• SHORT PROBLEM:
From the entries below, work out the number of lines that hold the word "Lubrication", and give that number alone.

• INFORMATION GIVEN:
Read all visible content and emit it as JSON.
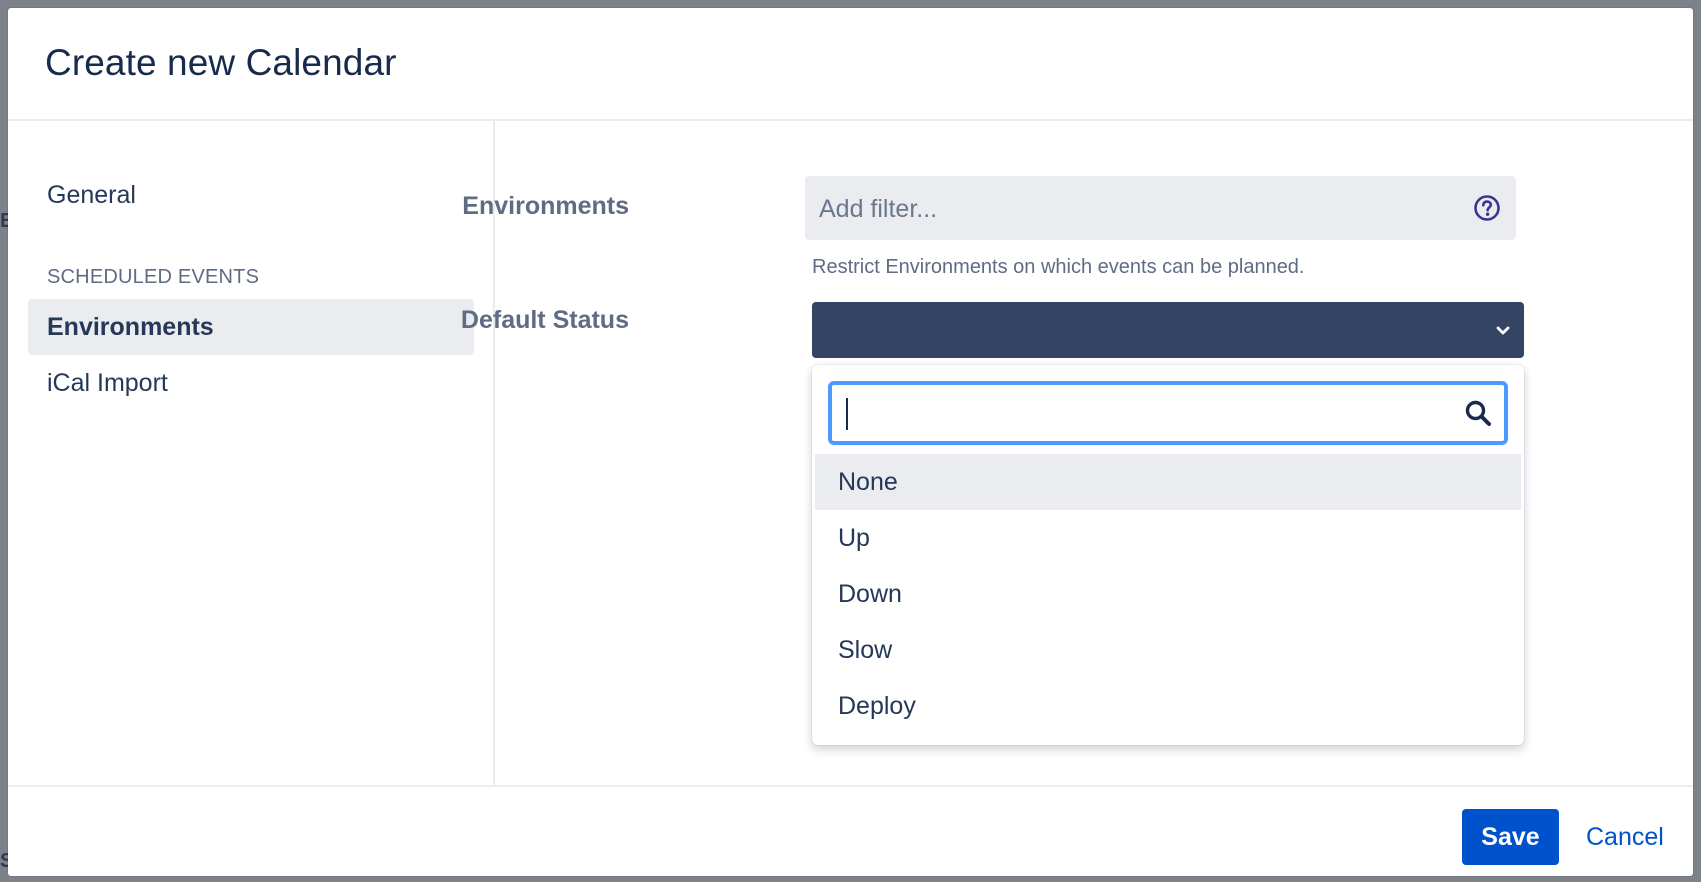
{
  "dialog": {
    "title": "Create new Calendar"
  },
  "sidebar": {
    "items": [
      {
        "label": "General"
      },
      {
        "label": "Environments"
      },
      {
        "label": "iCal Import"
      }
    ],
    "section_heading": "SCHEDULED EVENTS",
    "active_item": "Environments"
  },
  "form": {
    "environments": {
      "label": "Environments",
      "placeholder": "Add filter...",
      "help_text": "Restrict Environments on which events can be planned.",
      "help_icon": "question-circle-icon"
    },
    "default_status": {
      "label": "Default Status",
      "selected_value": "",
      "chevron_icon": "chevron-down-icon",
      "dropdown": {
        "search_value": "",
        "search_icon": "search-icon",
        "highlighted": "None",
        "options": [
          {
            "label": "None"
          },
          {
            "label": "Up"
          },
          {
            "label": "Down"
          },
          {
            "label": "Slow"
          },
          {
            "label": "Deploy"
          }
        ]
      }
    }
  },
  "footer": {
    "save_label": "Save",
    "cancel_label": "Cancel"
  },
  "colors": {
    "primary": "#0052cc",
    "select_bg": "#344563",
    "focus_ring": "#4c9aff",
    "text_dark": "#172b4d",
    "text_muted": "#5e6c84",
    "highlight_bg": "#ebecf0"
  }
}
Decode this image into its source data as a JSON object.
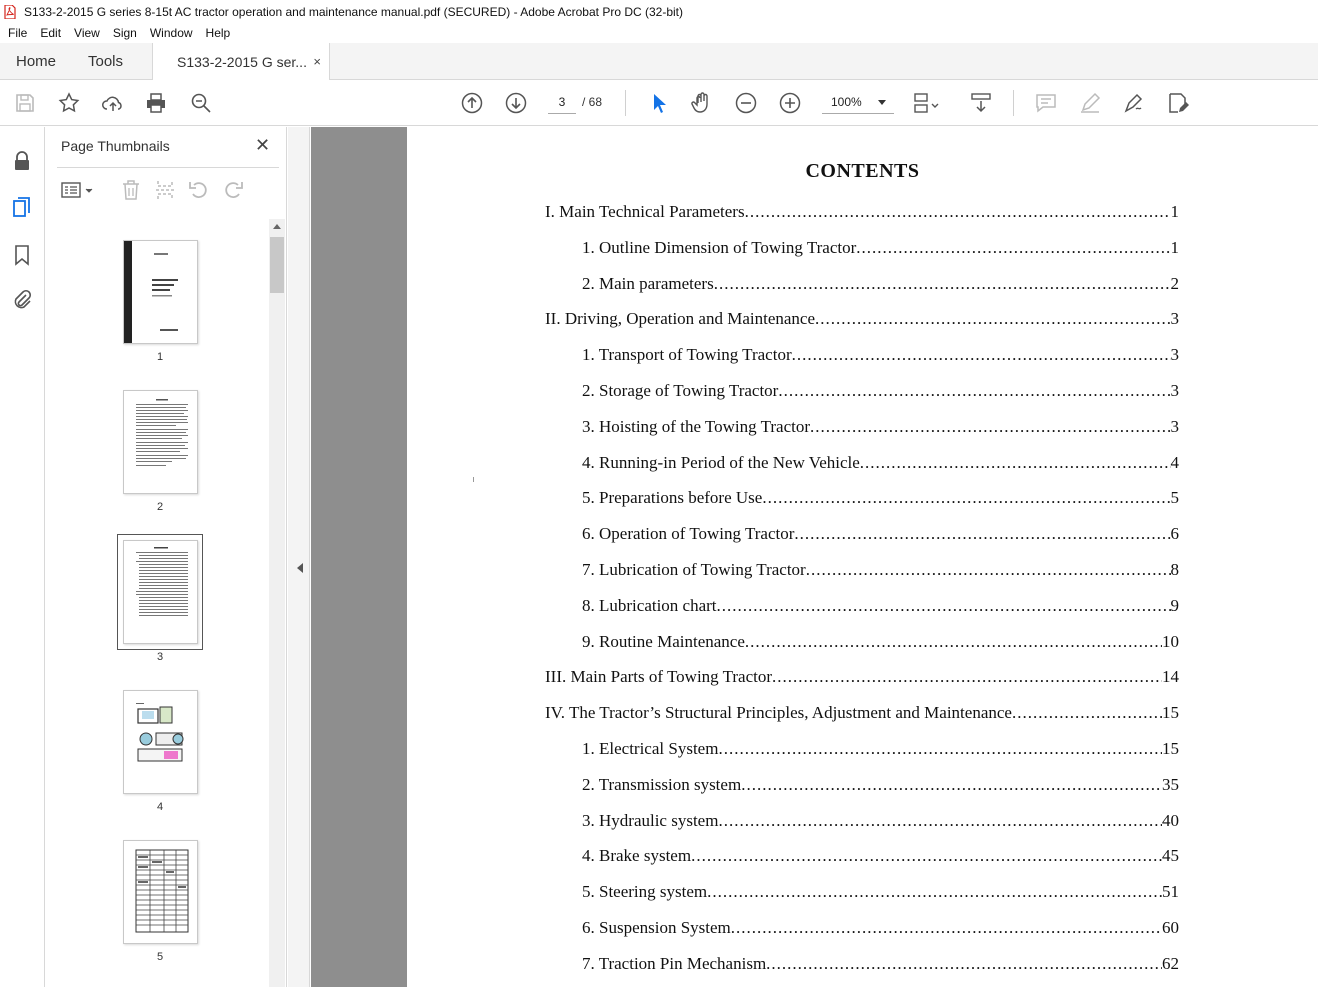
{
  "window": {
    "title": "S133-2-2015 G series 8-15t AC tractor operation and maintenance manual.pdf (SECURED) - Adobe Acrobat Pro DC (32-bit)"
  },
  "menu": [
    "File",
    "Edit",
    "View",
    "Sign",
    "Window",
    "Help"
  ],
  "tabs": {
    "home": "Home",
    "tools": "Tools",
    "document": "S133-2-2015 G ser...",
    "close_glyph": "×"
  },
  "toolbar": {
    "current_page": "3",
    "total_pages": "/ 68",
    "zoom": "100%"
  },
  "thumbnails_panel": {
    "title": "Page Thumbnails",
    "close_glyph": "✕",
    "pages": [
      {
        "label": "1"
      },
      {
        "label": "2"
      },
      {
        "label": "3",
        "selected": true
      },
      {
        "label": "4"
      },
      {
        "label": "5"
      }
    ]
  },
  "document": {
    "heading": "CONTENTS",
    "toc": [
      {
        "text": "I. Main Technical Parameters",
        "page": "1",
        "level": 1
      },
      {
        "text": "1.  Outline  Dimension  of  Towing  Tractor",
        "page": "1",
        "level": 2
      },
      {
        "text": "2.  Main  parameters",
        "page": "2",
        "level": 2
      },
      {
        "text": "II.  Driving,  Operation  and  Maintenance",
        "page": "3",
        "level": 1
      },
      {
        "text": "1.  Transport  of  Towing  Tractor",
        "page": "3",
        "level": 2
      },
      {
        "text": "2.  Storage  of  Towing  Tractor",
        "page": "3",
        "level": 2
      },
      {
        "text": "3. Hoisting of the Towing Tractor",
        "page": "3",
        "level": 2
      },
      {
        "text": "4. Running-in Period of the New Vehicle",
        "page": "4",
        "level": 2
      },
      {
        "text": "5. Preparations before Use",
        "page": "5",
        "level": 2
      },
      {
        "text": "6. Operation of Towing Tractor",
        "page": "6",
        "level": 2
      },
      {
        "text": "7.  Lubrication  of  Towing  Tractor",
        "page": "8",
        "level": 2
      },
      {
        "text": "8.  Lubrication  chart",
        "page": "9",
        "level": 2
      },
      {
        "text": "9.  Routine  Maintenance",
        "page": "10",
        "level": 2
      },
      {
        "text": "III. Main Parts of Towing Tractor",
        "page": "14",
        "level": 1
      },
      {
        "text": "IV. The Tractor’s Structural Principles, Adjustment and Maintenance",
        "page": "15",
        "level": 1
      },
      {
        "text": "1.  Electrical  System",
        "page": "15",
        "level": 2
      },
      {
        "text": "2. Transmission system",
        "page": "35",
        "level": 2
      },
      {
        "text": "3. Hydraulic system",
        "page": "40",
        "level": 2
      },
      {
        "text": "4. Brake system",
        "page": "45",
        "level": 2
      },
      {
        "text": "5. Steering system",
        "page": "51",
        "level": 2
      },
      {
        "text": "6.  Suspension  System",
        "page": "60",
        "level": 2
      },
      {
        "text": "7. Traction Pin Mechanism",
        "page": "62",
        "level": 2
      }
    ]
  },
  "colors": {
    "accent": "#1473e6",
    "acrobat_red": "#d4241c",
    "doc_background": "#8e8e8e"
  }
}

• RESULT:
2